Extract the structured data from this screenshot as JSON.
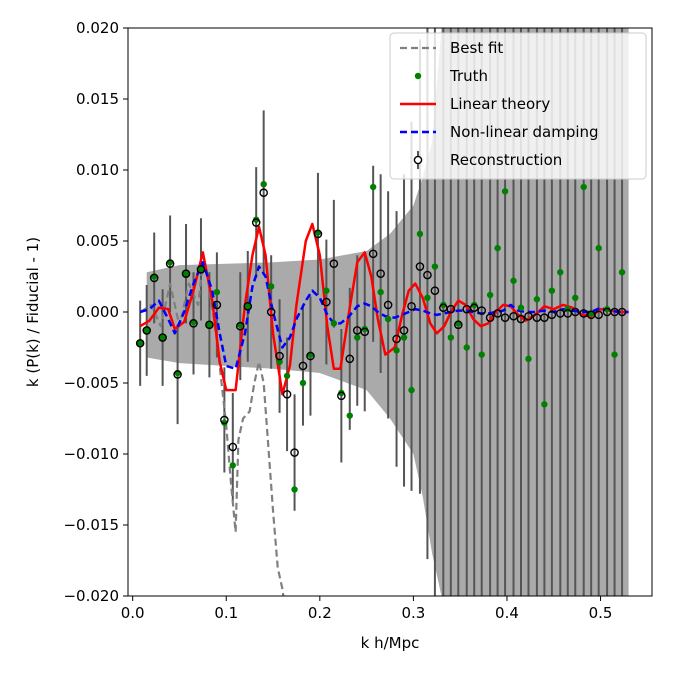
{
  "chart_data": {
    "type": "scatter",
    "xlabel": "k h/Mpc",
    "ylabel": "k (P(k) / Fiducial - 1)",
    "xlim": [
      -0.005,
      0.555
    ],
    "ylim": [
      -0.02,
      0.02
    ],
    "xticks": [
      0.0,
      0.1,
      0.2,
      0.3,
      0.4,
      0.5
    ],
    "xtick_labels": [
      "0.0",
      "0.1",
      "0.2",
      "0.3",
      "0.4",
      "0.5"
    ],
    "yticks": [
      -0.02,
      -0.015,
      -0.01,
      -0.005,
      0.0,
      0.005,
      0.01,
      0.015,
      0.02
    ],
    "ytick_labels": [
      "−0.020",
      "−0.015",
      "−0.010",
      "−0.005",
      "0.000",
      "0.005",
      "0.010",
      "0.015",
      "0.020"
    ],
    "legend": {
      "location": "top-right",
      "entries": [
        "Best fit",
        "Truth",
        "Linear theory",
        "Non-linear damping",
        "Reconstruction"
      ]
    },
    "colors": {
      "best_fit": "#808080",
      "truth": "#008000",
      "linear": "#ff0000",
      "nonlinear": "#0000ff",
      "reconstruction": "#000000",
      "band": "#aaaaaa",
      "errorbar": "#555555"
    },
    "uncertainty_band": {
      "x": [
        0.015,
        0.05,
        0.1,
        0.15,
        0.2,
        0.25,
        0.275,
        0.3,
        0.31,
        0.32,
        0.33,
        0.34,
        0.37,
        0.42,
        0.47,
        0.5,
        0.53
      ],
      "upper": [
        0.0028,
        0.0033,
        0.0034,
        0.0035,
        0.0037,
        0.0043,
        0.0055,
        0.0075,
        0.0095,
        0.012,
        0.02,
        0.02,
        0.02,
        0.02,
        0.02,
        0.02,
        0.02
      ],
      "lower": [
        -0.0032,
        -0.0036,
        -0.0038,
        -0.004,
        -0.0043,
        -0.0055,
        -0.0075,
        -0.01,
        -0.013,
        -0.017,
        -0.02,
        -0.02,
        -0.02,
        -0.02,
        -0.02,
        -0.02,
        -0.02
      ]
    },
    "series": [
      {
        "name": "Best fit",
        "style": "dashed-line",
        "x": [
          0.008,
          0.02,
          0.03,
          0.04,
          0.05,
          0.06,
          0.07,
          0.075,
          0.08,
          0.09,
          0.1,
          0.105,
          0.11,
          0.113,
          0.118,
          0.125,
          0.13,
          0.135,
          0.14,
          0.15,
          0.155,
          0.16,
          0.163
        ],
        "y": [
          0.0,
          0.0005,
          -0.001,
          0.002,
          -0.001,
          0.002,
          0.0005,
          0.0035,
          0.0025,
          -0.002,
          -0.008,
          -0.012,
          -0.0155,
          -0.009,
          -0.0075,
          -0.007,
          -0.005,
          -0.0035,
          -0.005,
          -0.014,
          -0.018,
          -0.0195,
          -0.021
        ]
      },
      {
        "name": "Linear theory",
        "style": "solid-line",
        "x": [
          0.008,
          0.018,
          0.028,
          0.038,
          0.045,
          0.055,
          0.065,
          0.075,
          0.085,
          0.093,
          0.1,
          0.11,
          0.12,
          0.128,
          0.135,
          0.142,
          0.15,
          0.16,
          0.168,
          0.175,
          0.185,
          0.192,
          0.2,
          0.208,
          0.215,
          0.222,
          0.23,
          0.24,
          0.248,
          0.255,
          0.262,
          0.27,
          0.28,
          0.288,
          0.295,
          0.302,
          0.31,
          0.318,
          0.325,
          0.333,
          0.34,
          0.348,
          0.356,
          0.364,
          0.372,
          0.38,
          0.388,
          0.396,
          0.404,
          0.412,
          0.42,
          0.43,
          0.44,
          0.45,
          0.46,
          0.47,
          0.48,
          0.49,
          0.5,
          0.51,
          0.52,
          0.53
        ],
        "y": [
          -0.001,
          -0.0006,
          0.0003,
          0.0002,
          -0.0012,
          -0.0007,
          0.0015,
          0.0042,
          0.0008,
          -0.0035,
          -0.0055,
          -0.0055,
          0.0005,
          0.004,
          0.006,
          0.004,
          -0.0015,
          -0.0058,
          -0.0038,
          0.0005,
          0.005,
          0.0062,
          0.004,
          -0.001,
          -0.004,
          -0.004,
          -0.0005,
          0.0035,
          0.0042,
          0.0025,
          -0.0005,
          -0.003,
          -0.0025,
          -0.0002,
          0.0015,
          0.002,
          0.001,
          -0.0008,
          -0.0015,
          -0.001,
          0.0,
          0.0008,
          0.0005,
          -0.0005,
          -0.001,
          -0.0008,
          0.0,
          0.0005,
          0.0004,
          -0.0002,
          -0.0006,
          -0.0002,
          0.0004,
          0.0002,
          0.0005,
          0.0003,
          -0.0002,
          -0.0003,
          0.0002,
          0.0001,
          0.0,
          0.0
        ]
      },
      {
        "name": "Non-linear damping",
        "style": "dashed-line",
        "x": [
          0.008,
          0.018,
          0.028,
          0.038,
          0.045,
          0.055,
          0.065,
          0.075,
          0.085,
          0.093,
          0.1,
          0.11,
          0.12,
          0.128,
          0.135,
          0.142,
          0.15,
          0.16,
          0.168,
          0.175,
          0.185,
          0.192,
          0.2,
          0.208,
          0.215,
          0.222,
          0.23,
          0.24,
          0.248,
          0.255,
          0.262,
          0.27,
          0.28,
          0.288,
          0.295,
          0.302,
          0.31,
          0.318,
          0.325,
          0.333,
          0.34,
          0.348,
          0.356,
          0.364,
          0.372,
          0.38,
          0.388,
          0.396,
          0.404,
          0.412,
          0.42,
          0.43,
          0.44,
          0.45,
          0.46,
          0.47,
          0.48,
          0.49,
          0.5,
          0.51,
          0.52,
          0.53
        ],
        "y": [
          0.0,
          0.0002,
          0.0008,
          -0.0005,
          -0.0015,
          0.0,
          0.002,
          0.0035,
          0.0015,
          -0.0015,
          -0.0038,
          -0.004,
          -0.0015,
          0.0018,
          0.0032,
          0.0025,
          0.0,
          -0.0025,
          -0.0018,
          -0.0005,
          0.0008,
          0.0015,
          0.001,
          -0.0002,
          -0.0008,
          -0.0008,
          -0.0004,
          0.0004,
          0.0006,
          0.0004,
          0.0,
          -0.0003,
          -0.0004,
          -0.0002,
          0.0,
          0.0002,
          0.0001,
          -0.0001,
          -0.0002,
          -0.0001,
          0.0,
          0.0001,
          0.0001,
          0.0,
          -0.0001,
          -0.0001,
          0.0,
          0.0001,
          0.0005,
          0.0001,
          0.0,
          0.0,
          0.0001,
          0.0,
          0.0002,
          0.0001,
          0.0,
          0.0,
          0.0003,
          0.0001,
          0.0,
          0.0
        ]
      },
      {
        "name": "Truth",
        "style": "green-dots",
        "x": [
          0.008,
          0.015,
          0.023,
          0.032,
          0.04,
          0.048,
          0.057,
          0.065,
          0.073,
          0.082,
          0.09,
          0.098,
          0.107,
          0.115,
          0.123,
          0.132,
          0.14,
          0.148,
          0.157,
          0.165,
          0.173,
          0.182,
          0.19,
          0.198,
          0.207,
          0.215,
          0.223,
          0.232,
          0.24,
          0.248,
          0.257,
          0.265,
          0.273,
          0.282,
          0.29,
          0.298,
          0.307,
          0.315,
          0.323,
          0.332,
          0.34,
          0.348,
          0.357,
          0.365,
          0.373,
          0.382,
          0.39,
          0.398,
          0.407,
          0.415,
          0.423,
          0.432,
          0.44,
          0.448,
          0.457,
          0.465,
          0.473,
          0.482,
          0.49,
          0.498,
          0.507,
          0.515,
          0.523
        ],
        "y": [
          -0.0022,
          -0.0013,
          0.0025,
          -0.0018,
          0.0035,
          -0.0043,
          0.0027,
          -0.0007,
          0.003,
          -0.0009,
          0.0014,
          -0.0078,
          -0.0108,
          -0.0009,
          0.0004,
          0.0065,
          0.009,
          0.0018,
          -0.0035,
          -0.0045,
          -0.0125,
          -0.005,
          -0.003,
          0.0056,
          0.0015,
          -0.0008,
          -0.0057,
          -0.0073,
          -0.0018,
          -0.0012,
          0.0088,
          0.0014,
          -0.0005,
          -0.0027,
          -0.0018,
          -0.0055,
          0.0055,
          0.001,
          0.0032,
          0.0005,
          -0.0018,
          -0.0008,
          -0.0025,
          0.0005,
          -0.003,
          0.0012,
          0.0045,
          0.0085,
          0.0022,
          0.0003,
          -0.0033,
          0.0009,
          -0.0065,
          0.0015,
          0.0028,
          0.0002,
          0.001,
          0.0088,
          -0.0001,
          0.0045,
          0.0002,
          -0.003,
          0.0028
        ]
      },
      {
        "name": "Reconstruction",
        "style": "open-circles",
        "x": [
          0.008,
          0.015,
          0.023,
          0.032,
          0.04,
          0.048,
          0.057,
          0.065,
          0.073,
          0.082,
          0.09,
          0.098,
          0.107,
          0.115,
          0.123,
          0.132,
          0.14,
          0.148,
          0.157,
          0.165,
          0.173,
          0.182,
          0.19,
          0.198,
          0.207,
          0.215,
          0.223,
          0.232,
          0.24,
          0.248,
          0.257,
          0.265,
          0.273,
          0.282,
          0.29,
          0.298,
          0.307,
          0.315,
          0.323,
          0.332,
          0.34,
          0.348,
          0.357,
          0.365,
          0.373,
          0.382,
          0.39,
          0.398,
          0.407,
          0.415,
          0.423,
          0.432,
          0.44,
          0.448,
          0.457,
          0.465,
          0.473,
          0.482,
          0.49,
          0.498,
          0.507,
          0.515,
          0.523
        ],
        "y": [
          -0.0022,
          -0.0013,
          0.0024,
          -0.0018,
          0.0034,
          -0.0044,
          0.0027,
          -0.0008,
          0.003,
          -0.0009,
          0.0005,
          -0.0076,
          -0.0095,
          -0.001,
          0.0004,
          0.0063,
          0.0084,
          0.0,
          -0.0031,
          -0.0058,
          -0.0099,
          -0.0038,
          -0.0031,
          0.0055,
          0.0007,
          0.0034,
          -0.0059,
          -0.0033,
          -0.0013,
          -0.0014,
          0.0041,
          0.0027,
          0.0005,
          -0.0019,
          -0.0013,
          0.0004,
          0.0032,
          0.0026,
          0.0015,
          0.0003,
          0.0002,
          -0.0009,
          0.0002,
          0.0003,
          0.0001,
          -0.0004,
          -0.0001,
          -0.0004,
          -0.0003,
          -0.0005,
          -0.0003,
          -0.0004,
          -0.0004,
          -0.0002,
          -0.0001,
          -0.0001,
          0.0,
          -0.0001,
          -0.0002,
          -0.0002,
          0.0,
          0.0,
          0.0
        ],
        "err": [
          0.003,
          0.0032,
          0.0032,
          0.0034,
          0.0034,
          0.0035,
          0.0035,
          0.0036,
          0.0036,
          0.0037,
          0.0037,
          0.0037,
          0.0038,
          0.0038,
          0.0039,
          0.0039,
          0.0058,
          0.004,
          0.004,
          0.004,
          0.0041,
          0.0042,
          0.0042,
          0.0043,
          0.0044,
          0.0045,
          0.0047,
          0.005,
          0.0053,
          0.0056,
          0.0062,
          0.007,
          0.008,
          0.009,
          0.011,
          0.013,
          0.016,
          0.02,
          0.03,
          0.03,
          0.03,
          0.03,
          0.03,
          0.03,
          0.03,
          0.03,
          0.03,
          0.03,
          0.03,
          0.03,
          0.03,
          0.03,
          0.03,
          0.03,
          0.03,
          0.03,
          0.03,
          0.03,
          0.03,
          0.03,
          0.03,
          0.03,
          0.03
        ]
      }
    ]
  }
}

==

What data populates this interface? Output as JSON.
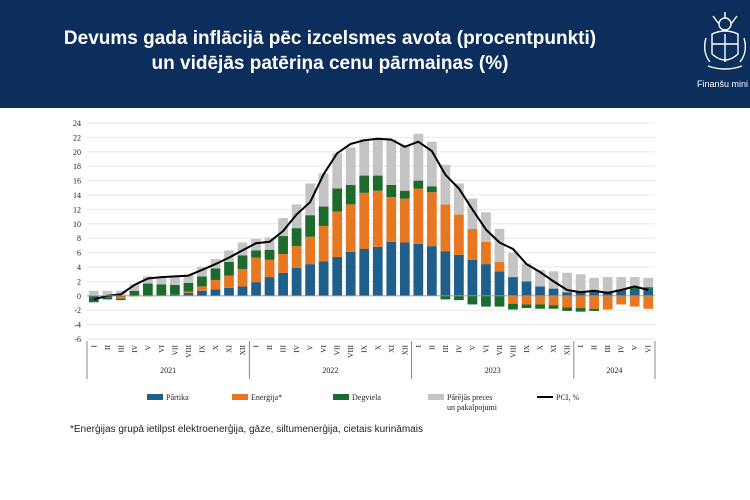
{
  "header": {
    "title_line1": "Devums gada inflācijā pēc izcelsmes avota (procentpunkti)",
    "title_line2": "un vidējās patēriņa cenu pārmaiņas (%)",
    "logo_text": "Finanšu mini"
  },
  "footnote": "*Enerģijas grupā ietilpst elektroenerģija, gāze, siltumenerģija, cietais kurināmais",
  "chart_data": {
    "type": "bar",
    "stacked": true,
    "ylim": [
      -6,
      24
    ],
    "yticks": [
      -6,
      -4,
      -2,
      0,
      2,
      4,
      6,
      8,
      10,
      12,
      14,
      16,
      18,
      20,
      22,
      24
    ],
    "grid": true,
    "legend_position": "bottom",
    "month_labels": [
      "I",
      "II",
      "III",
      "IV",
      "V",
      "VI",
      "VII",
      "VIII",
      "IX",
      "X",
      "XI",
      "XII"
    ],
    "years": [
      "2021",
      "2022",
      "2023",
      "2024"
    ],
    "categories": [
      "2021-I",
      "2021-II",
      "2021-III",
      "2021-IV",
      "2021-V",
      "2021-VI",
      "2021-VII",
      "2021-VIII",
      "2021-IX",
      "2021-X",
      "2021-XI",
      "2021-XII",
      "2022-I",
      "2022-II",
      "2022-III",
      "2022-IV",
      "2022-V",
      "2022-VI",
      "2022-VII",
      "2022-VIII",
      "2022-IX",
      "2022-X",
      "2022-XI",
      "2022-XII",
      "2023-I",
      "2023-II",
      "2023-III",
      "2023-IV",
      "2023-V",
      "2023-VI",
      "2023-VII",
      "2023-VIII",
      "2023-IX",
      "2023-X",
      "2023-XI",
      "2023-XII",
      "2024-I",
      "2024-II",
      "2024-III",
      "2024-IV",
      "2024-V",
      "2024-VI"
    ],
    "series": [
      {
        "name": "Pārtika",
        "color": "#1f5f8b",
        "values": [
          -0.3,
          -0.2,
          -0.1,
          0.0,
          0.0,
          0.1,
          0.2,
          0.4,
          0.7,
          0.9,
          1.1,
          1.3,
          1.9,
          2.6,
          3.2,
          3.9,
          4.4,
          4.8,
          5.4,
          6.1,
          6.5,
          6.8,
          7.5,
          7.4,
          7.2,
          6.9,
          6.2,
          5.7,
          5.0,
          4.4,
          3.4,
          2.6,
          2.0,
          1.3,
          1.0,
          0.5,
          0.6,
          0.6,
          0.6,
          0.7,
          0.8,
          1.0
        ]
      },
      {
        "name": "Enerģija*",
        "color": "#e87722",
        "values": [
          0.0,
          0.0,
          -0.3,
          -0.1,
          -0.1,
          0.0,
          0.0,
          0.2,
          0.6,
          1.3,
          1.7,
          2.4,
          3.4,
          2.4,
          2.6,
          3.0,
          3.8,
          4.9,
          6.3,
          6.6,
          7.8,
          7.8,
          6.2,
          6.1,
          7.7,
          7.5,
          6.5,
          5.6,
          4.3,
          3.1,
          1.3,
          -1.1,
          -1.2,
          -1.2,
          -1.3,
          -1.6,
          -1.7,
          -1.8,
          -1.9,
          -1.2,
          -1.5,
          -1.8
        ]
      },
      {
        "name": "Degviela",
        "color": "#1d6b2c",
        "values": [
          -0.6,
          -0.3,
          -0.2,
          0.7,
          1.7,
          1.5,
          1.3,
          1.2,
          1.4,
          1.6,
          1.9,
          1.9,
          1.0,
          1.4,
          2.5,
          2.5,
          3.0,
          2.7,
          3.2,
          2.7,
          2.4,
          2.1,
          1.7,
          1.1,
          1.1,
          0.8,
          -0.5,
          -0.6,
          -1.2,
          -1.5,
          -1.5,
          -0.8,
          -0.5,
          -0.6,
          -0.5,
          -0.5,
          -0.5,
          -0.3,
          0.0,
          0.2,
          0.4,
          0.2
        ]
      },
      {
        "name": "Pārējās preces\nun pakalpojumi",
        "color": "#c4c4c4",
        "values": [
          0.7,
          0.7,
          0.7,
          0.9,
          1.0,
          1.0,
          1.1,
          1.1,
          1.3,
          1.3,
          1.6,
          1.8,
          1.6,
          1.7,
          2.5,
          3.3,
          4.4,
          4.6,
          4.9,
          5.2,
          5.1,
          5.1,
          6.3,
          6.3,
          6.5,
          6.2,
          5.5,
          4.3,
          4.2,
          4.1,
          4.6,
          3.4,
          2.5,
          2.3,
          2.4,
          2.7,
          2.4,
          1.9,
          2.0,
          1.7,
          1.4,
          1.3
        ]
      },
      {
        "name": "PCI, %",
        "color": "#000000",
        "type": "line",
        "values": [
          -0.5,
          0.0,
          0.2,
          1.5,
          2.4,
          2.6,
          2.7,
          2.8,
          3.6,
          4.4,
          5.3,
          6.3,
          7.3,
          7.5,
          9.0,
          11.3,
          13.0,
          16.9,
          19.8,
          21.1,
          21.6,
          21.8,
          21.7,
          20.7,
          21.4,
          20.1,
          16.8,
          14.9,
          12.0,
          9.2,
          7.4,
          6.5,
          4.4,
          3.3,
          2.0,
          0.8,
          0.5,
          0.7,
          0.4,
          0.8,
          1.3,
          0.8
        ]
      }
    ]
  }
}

AIM = From the entries above, extract every line where the word "JSON" appears.

EXERCISE SOLUTION =
Extract the structured data from this screenshot as JSON.
What data populates this interface? Output as JSON.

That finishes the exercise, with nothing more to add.